AVAILABLE RECORDS
+-------+

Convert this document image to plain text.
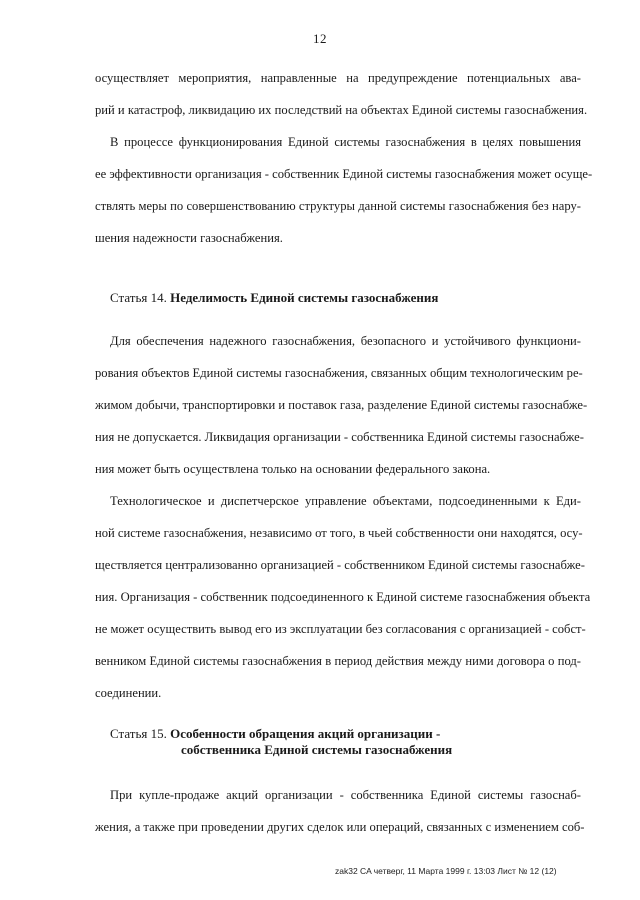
12
осуществляет мероприятия, направленные на предупреждение потенциальных ава-
рий и катастроф, ликвидацию их последствий на объектах Единой системы газоснабжения.
В процессе функционирования Единой системы газоснабжения в целях повышения
ее эффективности организация - собственник Единой системы газоснабжения может осуще-
ствлять меры по совершенствованию структуры данной системы газоснабжения без нару-
шения надежности газоснабжения.
Статья 14. Неделимость Единой системы газоснабжения
Для обеспечения надежного газоснабжения, безопасного и устойчивого функциони-
рования объектов Единой системы газоснабжения, связанных общим технологическим ре-
жимом добычи, транспортировки и поставок газа, разделение Единой системы газоснабже-
ния не допускается. Ликвидация организации - собственника Единой системы газоснабже-
ния может быть осуществлена только на основании федерального закона.
Технологическое и диспетчерское управление объектами, подсоединенными к Еди-
ной системе газоснабжения, независимо от того, в чьей собственности они находятся, осу-
ществляется централизованно организацией - собственником Единой системы газоснабже-
ния. Организация - собственник подсоединенного к Единой системе газоснабжения объекта
не может осуществить вывод его из эксплуатации без согласования с организацией - собст-
венником Единой системы газоснабжения в период действия между ними договора о под-
соединении.
Статья 15. Особенности обращения акций организации -
собственника Единой системы газоснабжения
При купле-продаже акций организации - собственника Единой системы газоснаб-
жения, а также при проведении других сделок или операций, связанных с изменением соб-
zak32 CA четверг, 11 Марта 1999 г. 13:03 Лист № 12 (12)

+-------+

STATED EXERCISE
Your task is to return the entries above exactly, with no pictures.

SOLUTION
Convert this document image to plain text.
12
осуществляет мероприятия, направленные на предупреждение потенциальных ава-
рий и катастроф, ликвидацию их последствий на объектах Единой системы газоснабжения.
В процессе функционирования Единой системы газоснабжения в целях повышения
ее эффективности организация - собственник Единой системы газоснабжения может осуще-
ствлять меры по совершенствованию структуры данной системы газоснабжения без нару-
шения надежности газоснабжения.
Статья 14. Неделимость Единой системы газоснабжения
Для обеспечения надежного газоснабжения, безопасного и устойчивого функциони-
рования объектов Единой системы газоснабжения, связанных общим технологическим ре-
жимом добычи, транспортировки и поставок газа, разделение Единой системы газоснабже-
ния не допускается. Ликвидация организации - собственника Единой системы газоснабже-
ния может быть осуществлена только на основании федерального закона.
Технологическое и диспетчерское управление объектами, подсоединенными к Еди-
ной системе газоснабжения, независимо от того, в чьей собственности они находятся, осу-
ществляется централизованно организацией - собственником Единой системы газоснабже-
ния. Организация - собственник подсоединенного к Единой системе газоснабжения объекта
не может осуществить вывод его из эксплуатации без согласования с организацией - собст-
венником Единой системы газоснабжения в период действия между ними договора о под-
соединении.
Статья 15. Особенности обращения акций организации -
собственника Единой системы газоснабжения
При купле-продаже акций организации - собственника Единой системы газоснаб-
жения, а также при проведении других сделок или операций, связанных с изменением соб-
zak32 CA четверг, 11 Марта 1999 г. 13:03 Лист № 12 (12)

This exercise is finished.